# Items
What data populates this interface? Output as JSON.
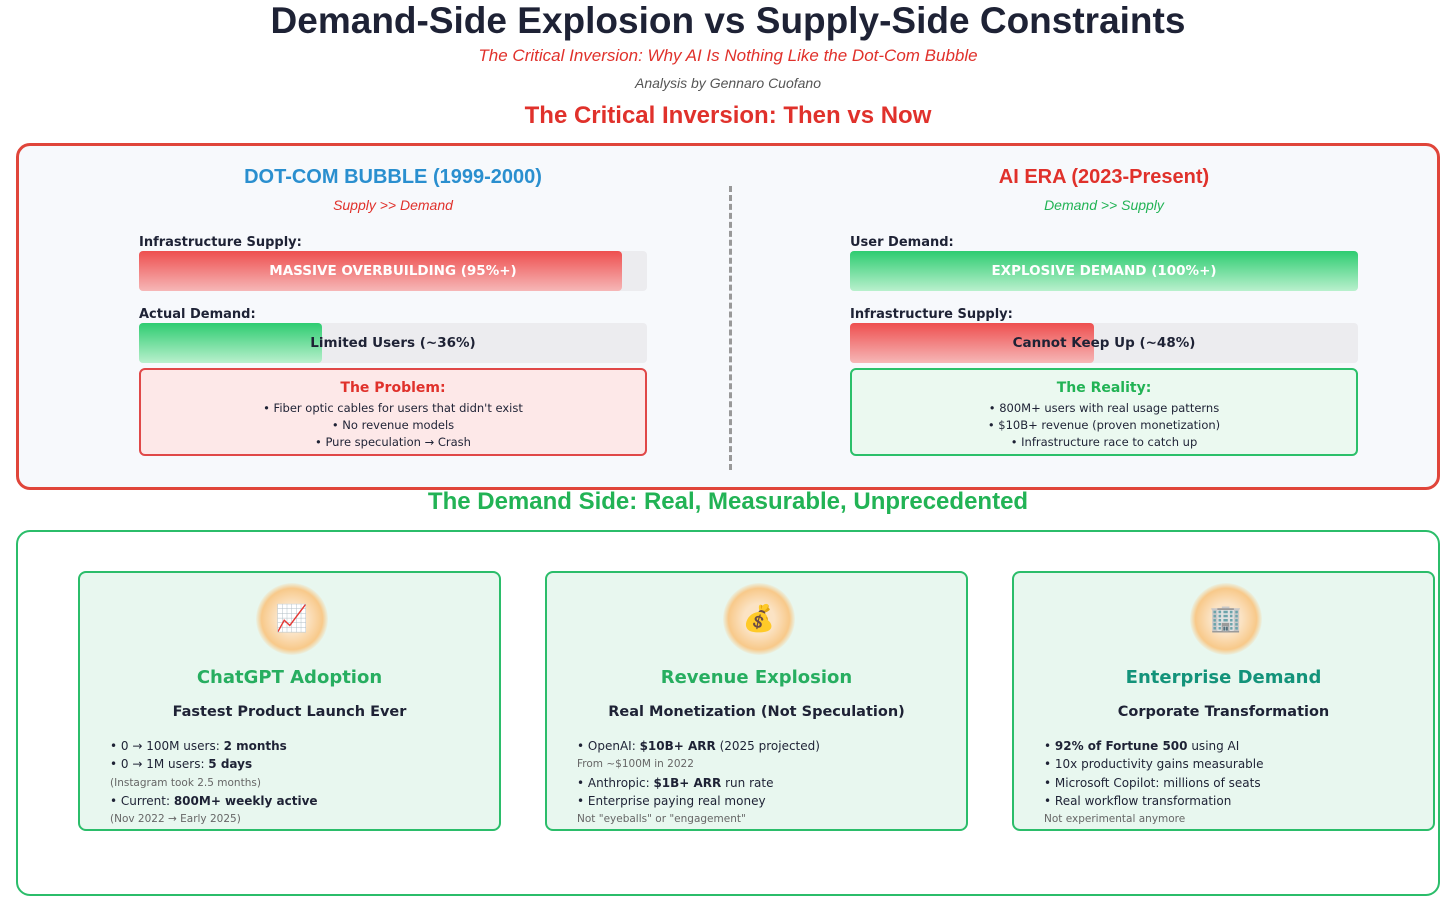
{
  "header": {
    "title": "Demand-Side Explosion vs Supply-Side Constraints",
    "subtitle": "The Critical Inversion: Why AI Is Nothing Like the Dot-Com Bubble",
    "author": "Analysis by Gennaro Cuofano"
  },
  "inversion": {
    "heading": "The Critical Inversion: Then vs Now",
    "columns": [
      {
        "title": "DOT-COM BUBBLE (1999-2000)",
        "title_color": "#2a8fcf",
        "tagline": "Supply >> Demand",
        "tagline_color": "#e0312b",
        "bars": [
          {
            "label": "Infrastructure Supply:",
            "text": "MASSIVE OVERBUILDING (95%+)",
            "value": 95,
            "color": "red",
            "text_color": "#ffffff"
          },
          {
            "label": "Actual Demand:",
            "text": "Limited Users (~36%)",
            "value": 36,
            "color": "green",
            "text_color": "#1e2235"
          }
        ],
        "box": {
          "title": "The Problem:",
          "kind": "red",
          "items": [
            "• Fiber optic cables for users that didn't exist",
            "• No revenue models",
            "• Pure speculation → Crash"
          ]
        }
      },
      {
        "title": "AI ERA (2023-Present)",
        "title_color": "#e0312b",
        "tagline": "Demand >> Supply",
        "tagline_color": "#22b355",
        "bars": [
          {
            "label": "User Demand:",
            "text": "EXPLOSIVE DEMAND (100%+)",
            "value": 100,
            "color": "green",
            "text_color": "#ffffff"
          },
          {
            "label": "Infrastructure Supply:",
            "text": "Cannot Keep Up (~48%)",
            "value": 48,
            "color": "red",
            "text_color": "#1e2235"
          }
        ],
        "box": {
          "title": "The Reality:",
          "kind": "green",
          "items": [
            "• 800M+ users with real usage patterns",
            "• $10B+ revenue (proven monetization)",
            "• Infrastructure race to catch up"
          ]
        }
      }
    ]
  },
  "demand": {
    "heading": "The Demand Side: Real, Measurable, Unprecedented",
    "cards": [
      {
        "icon": "📈",
        "title": "ChatGPT Adoption",
        "title_color": "#27ae60",
        "subtitle": "Fastest Product Launch Ever",
        "lines": [
          {
            "parts": [
              {
                "t": "• 0 → 100M users: "
              },
              {
                "t": "2 months",
                "b": true
              }
            ]
          },
          {
            "parts": [
              {
                "t": "• 0 → 1M users: "
              },
              {
                "t": "5 days",
                "b": true
              }
            ]
          },
          {
            "note": "(Instagram took 2.5 months)"
          },
          {
            "parts": [
              {
                "t": "• Current: "
              },
              {
                "t": "800M+ weekly active",
                "b": true
              }
            ]
          },
          {
            "note": "(Nov 2022 → Early 2025)"
          }
        ]
      },
      {
        "icon": "💰",
        "title": "Revenue Explosion",
        "title_color": "#27ae60",
        "subtitle": "Real Monetization (Not Speculation)",
        "lines": [
          {
            "parts": [
              {
                "t": "• OpenAI: "
              },
              {
                "t": "$10B+ ARR",
                "b": true
              },
              {
                "t": " (2025 projected)"
              }
            ]
          },
          {
            "note": "From ~$100M in 2022"
          },
          {
            "parts": [
              {
                "t": "• Anthropic: "
              },
              {
                "t": "$1B+ ARR",
                "b": true
              },
              {
                "t": " run rate"
              }
            ]
          },
          {
            "parts": [
              {
                "t": "• Enterprise paying real money"
              }
            ]
          },
          {
            "note": "Not \"eyeballs\" or \"engagement\""
          }
        ]
      },
      {
        "icon": "🏢",
        "title": "Enterprise Demand",
        "title_color": "#13937a",
        "subtitle": "Corporate Transformation",
        "lines": [
          {
            "parts": [
              {
                "t": "• "
              },
              {
                "t": "92% of Fortune 500",
                "b": true
              },
              {
                "t": " using AI"
              }
            ]
          },
          {
            "parts": [
              {
                "t": "• 10x productivity gains measurable"
              }
            ]
          },
          {
            "parts": [
              {
                "t": "• Microsoft Copilot: millions of seats"
              }
            ]
          },
          {
            "parts": [
              {
                "t": "• Real workflow transformation"
              }
            ]
          },
          {
            "note": "Not experimental anymore"
          }
        ]
      }
    ]
  }
}
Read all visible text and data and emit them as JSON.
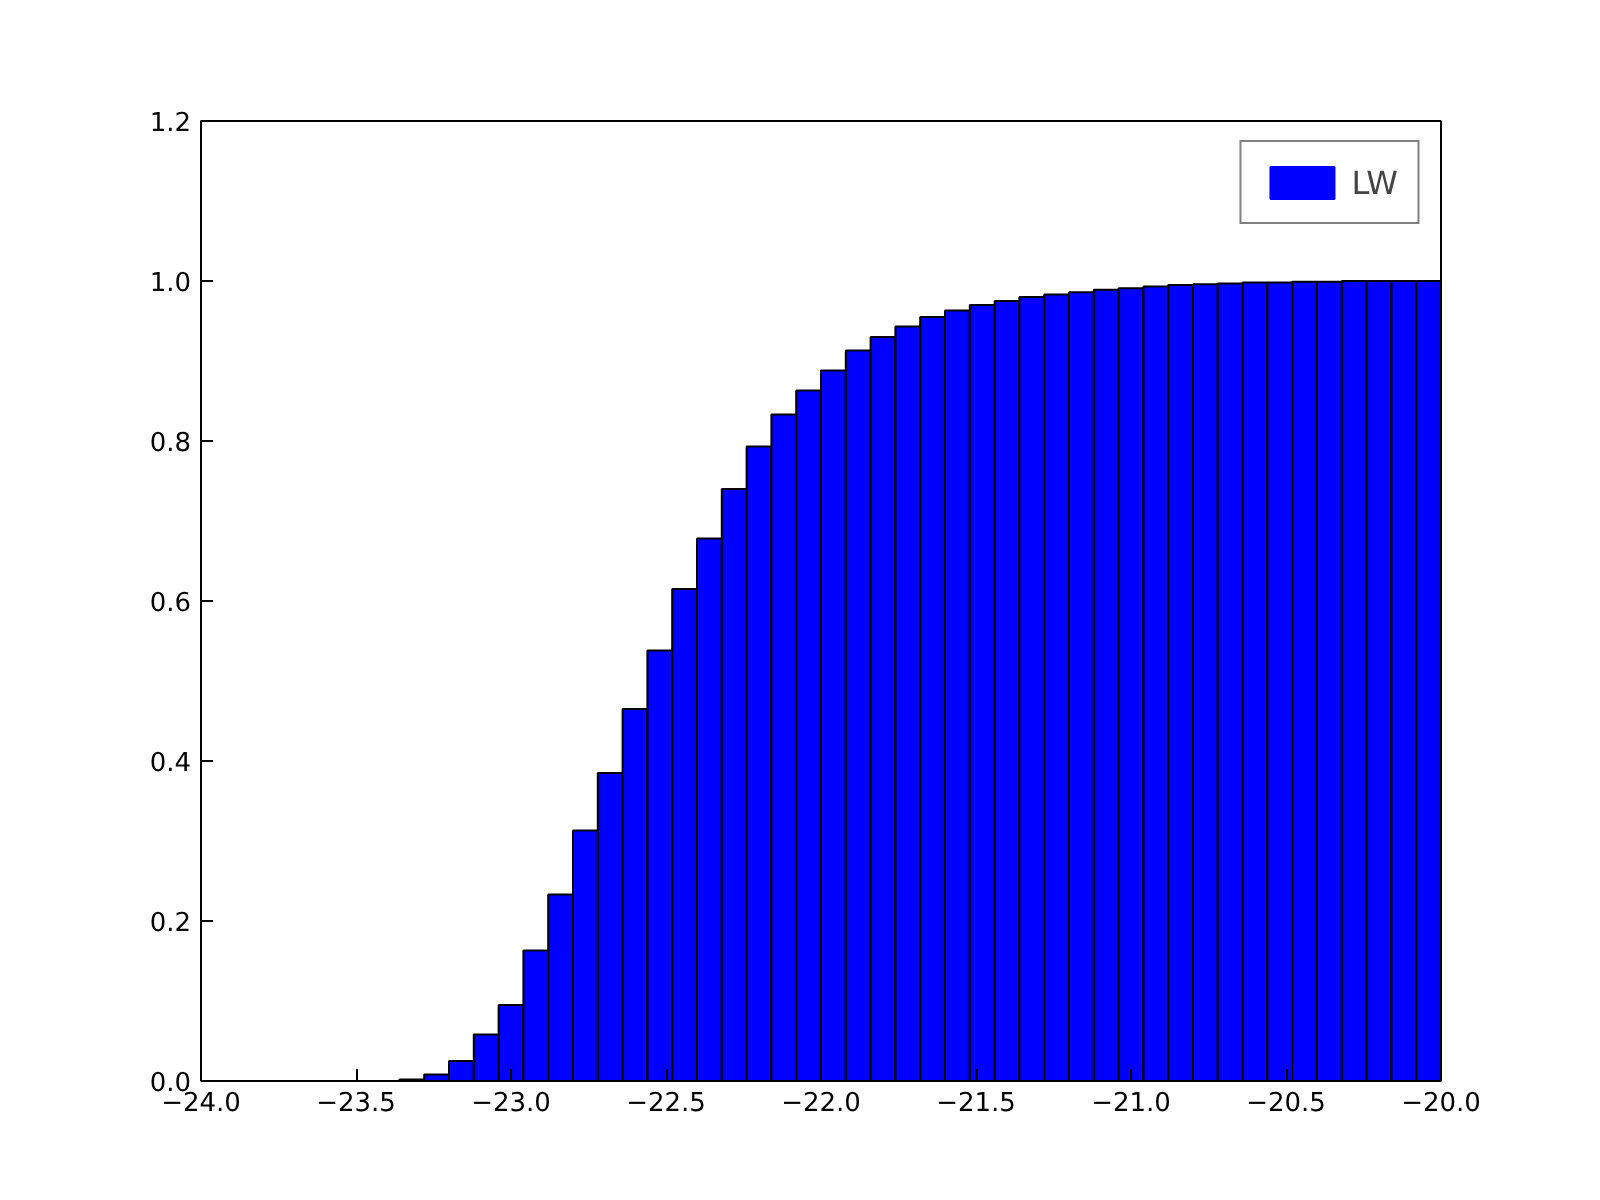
{
  "chart_data": {
    "type": "histogram",
    "bins": [
      -24.0,
      -23.92,
      -23.84,
      -23.76,
      -23.68,
      -23.6,
      -23.52,
      -23.44,
      -23.36,
      -23.28,
      -23.2,
      -23.12,
      -23.04,
      -22.96,
      -22.88,
      -22.8,
      -22.72,
      -22.64,
      -22.56,
      -22.48,
      -22.4,
      -22.32,
      -22.24,
      -22.16,
      -22.08,
      -22.0,
      -21.92,
      -21.84,
      -21.76,
      -21.68,
      -21.6,
      -21.52,
      -21.44,
      -21.36,
      -21.28,
      -21.2,
      -21.12,
      -21.04,
      -20.96,
      -20.88,
      -20.8,
      -20.72,
      -20.64,
      -20.56,
      -20.48,
      -20.4,
      -20.32,
      -20.24,
      -20.16,
      -20.08,
      -20.0
    ],
    "series": [
      {
        "name": "LW",
        "color": "#0000ff",
        "values": [
          0,
          0,
          0,
          0,
          0,
          0,
          0,
          0,
          0.002,
          0.008,
          0.025,
          0.058,
          0.095,
          0.163,
          0.233,
          0.313,
          0.385,
          0.465,
          0.538,
          0.615,
          0.678,
          0.74,
          0.793,
          0.833,
          0.863,
          0.888,
          0.913,
          0.93,
          0.943,
          0.955,
          0.963,
          0.97,
          0.975,
          0.98,
          0.983,
          0.986,
          0.989,
          0.991,
          0.993,
          0.995,
          0.996,
          0.997,
          0.998,
          0.998,
          0.999,
          0.999,
          1.0,
          1.0,
          1.0,
          1.0
        ]
      }
    ],
    "xlim": [
      -24.0,
      -20.0
    ],
    "xticks": [
      {
        "value": -24.0,
        "label": "−24.0"
      },
      {
        "value": -23.5,
        "label": "−23.5"
      },
      {
        "value": -23.0,
        "label": "−23.0"
      },
      {
        "value": -22.5,
        "label": "−22.5"
      },
      {
        "value": -22.0,
        "label": "−22.0"
      },
      {
        "value": -21.5,
        "label": "−21.5"
      },
      {
        "value": -21.0,
        "label": "−21.0"
      },
      {
        "value": -20.5,
        "label": "−20.5"
      },
      {
        "value": -20.0,
        "label": "−20.0"
      }
    ],
    "ylim": [
      0,
      1.2
    ],
    "yticks": [
      {
        "value": 0,
        "label": "0.0"
      },
      {
        "value": 0.2,
        "label": "0.2"
      },
      {
        "value": 0.4,
        "label": "0.4"
      },
      {
        "value": 0.6,
        "label": "0.6"
      },
      {
        "value": 0.8,
        "label": "0.8"
      },
      {
        "value": 1.0,
        "label": "1.0"
      },
      {
        "value": 1.2,
        "label": "1.2"
      }
    ],
    "grid": false,
    "legend": "top right"
  }
}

# What you need to do
Pictures are excluded; copy all other data exactly as shown.

# Solution to this exercise
What data populates this interface? Output as JSON.
{
  "header": {
    "title": "Demand-Side Explosion vs Supply-Side Constraints",
    "subtitle": "The Critical Inversion: Why AI Is Nothing Like the Dot-Com Bubble",
    "author": "Analysis by Gennaro Cuofano"
  },
  "inversion": {
    "heading": "The Critical Inversion: Then vs Now",
    "columns": [
      {
        "title": "DOT-COM BUBBLE (1999-2000)",
        "title_color": "#2a8fcf",
        "tagline": "Supply >> Demand",
        "tagline_color": "#e0312b",
        "bars": [
          {
            "label": "Infrastructure Supply:",
            "text": "MASSIVE OVERBUILDING (95%+)",
            "value": 95,
            "color": "red",
            "text_color": "#ffffff"
          },
          {
            "label": "Actual Demand:",
            "text": "Limited Users (~36%)",
            "value": 36,
            "color": "green",
            "text_color": "#1e2235"
          }
        ],
        "box": {
          "title": "The Problem:",
          "kind": "red",
          "items": [
            "• Fiber optic cables for users that didn't exist",
            "• No revenue models",
            "• Pure speculation → Crash"
          ]
        }
      },
      {
        "title": "AI ERA (2023-Present)",
        "title_color": "#e0312b",
        "tagline": "Demand >> Supply",
        "tagline_color": "#22b355",
        "bars": [
          {
            "label": "User Demand:",
            "text": "EXPLOSIVE DEMAND (100%+)",
            "value": 100,
            "color": "green",
            "text_color": "#ffffff"
          },
          {
            "label": "Infrastructure Supply:",
            "text": "Cannot Keep Up (~48%)",
            "value": 48,
            "color": "red",
            "text_color": "#1e2235"
          }
        ],
        "box": {
          "title": "The Reality:",
          "kind": "green",
          "items": [
            "• 800M+ users with real usage patterns",
            "• $10B+ revenue (proven monetization)",
            "• Infrastructure race to catch up"
          ]
        }
      }
    ]
  },
  "demand": {
    "heading": "The Demand Side: Real, Measurable, Unprecedented",
    "cards": [
      {
        "icon": "📈",
        "title": "ChatGPT Adoption",
        "title_color": "#27ae60",
        "subtitle": "Fastest Product Launch Ever",
        "lines": [
          {
            "parts": [
              {
                "t": "• 0 → 100M users: "
              },
              {
                "t": "2 months",
                "b": true
              }
            ]
          },
          {
            "parts": [
              {
                "t": "• 0 → 1M users: "
              },
              {
                "t": "5 days",
                "b": true
              }
            ]
          },
          {
            "note": "(Instagram took 2.5 months)"
          },
          {
            "parts": [
              {
                "t": "• Current: "
              },
              {
                "t": "800M+ weekly active",
                "b": true
              }
            ]
          },
          {
            "note": "(Nov 2022 → Early 2025)"
          }
        ]
      },
      {
        "icon": "💰",
        "title": "Revenue Explosion",
        "title_color": "#27ae60",
        "subtitle": "Real Monetization (Not Speculation)",
        "lines": [
          {
            "parts": [
              {
                "t": "• OpenAI: "
              },
              {
                "t": "$10B+ ARR",
                "b": true
              },
              {
                "t": " (2025 projected)"
              }
            ]
          },
          {
            "note": "From ~$100M in 2022"
          },
          {
            "parts": [
              {
                "t": "• Anthropic: "
              },
              {
                "t": "$1B+ ARR",
                "b": true
              },
              {
                "t": " run rate"
              }
            ]
          },
          {
            "parts": [
              {
                "t": "• Enterprise paying real money"
              }
            ]
          },
          {
            "note": "Not \"eyeballs\" or \"engagement\""
          }
        ]
      },
      {
        "icon": "🏢",
        "title": "Enterprise Demand",
        "title_color": "#13937a",
        "subtitle": "Corporate Transformation",
        "lines": [
          {
            "parts": [
              {
                "t": "• "
              },
              {
                "t": "92% of Fortune 500",
                "b": true
              },
              {
                "t": " using AI"
              }
            ]
          },
          {
            "parts": [
              {
                "t": "• 10x productivity gains measurable"
              }
            ]
          },
          {
            "parts": [
              {
                "t": "• Microsoft Copilot: millions of seats"
              }
            ]
          },
          {
            "parts": [
              {
                "t": "• Real workflow transformation"
              }
            ]
          },
          {
            "note": "Not experimental anymore"
          }
        ]
      }
    ]
  }
}
Read all visible text and data and emit them as JSON.
{
  "chart_data": {
    "type": "histogram",
    "bins": [
      -24.0,
      -23.92,
      -23.84,
      -23.76,
      -23.68,
      -23.6,
      -23.52,
      -23.44,
      -23.36,
      -23.28,
      -23.2,
      -23.12,
      -23.04,
      -22.96,
      -22.88,
      -22.8,
      -22.72,
      -22.64,
      -22.56,
      -22.48,
      -22.4,
      -22.32,
      -22.24,
      -22.16,
      -22.08,
      -22.0,
      -21.92,
      -21.84,
      -21.76,
      -21.68,
      -21.6,
      -21.52,
      -21.44,
      -21.36,
      -21.28,
      -21.2,
      -21.12,
      -21.04,
      -20.96,
      -20.88,
      -20.8,
      -20.72,
      -20.64,
      -20.56,
      -20.48,
      -20.4,
      -20.32,
      -20.24,
      -20.16,
      -20.08,
      -20.0
    ],
    "series": [
      {
        "name": "LW",
        "color": "#0000ff",
        "values": [
          0,
          0,
          0,
          0,
          0,
          0,
          0,
          0,
          0.002,
          0.008,
          0.025,
          0.058,
          0.095,
          0.163,
          0.233,
          0.313,
          0.385,
          0.465,
          0.538,
          0.615,
          0.678,
          0.74,
          0.793,
          0.833,
          0.863,
          0.888,
          0.913,
          0.93,
          0.943,
          0.955,
          0.963,
          0.97,
          0.975,
          0.98,
          0.983,
          0.986,
          0.989,
          0.991,
          0.993,
          0.995,
          0.996,
          0.997,
          0.998,
          0.998,
          0.999,
          0.999,
          1.0,
          1.0,
          1.0,
          1.0
        ]
      }
    ],
    "xlim": [
      -24.0,
      -20.0
    ],
    "xticks": [
      {
        "value": -24.0,
        "label": "−24.0"
      },
      {
        "value": -23.5,
        "label": "−23.5"
      },
      {
        "value": -23.0,
        "label": "−23.0"
      },
      {
        "value": -22.5,
        "label": "−22.5"
      },
      {
        "value": -22.0,
        "label": "−22.0"
      },
      {
        "value": -21.5,
        "label": "−21.5"
      },
      {
        "value": -21.0,
        "label": "−21.0"
      },
      {
        "value": -20.5,
        "label": "−20.5"
      },
      {
        "value": -20.0,
        "label": "−20.0"
      }
    ],
    "ylim": [
      0,
      1.2
    ],
    "yticks": [
      {
        "value": 0,
        "label": "0.0"
      },
      {
        "value": 0.2,
        "label": "0.2"
      },
      {
        "value": 0.4,
        "label": "0.4"
      },
      {
        "value": 0.6,
        "label": "0.6"
      },
      {
        "value": 0.8,
        "label": "0.8"
      },
      {
        "value": 1.0,
        "label": "1.0"
      },
      {
        "value": 1.2,
        "label": "1.2"
      }
    ],
    "grid": false,
    "legend": "top right"
  }
}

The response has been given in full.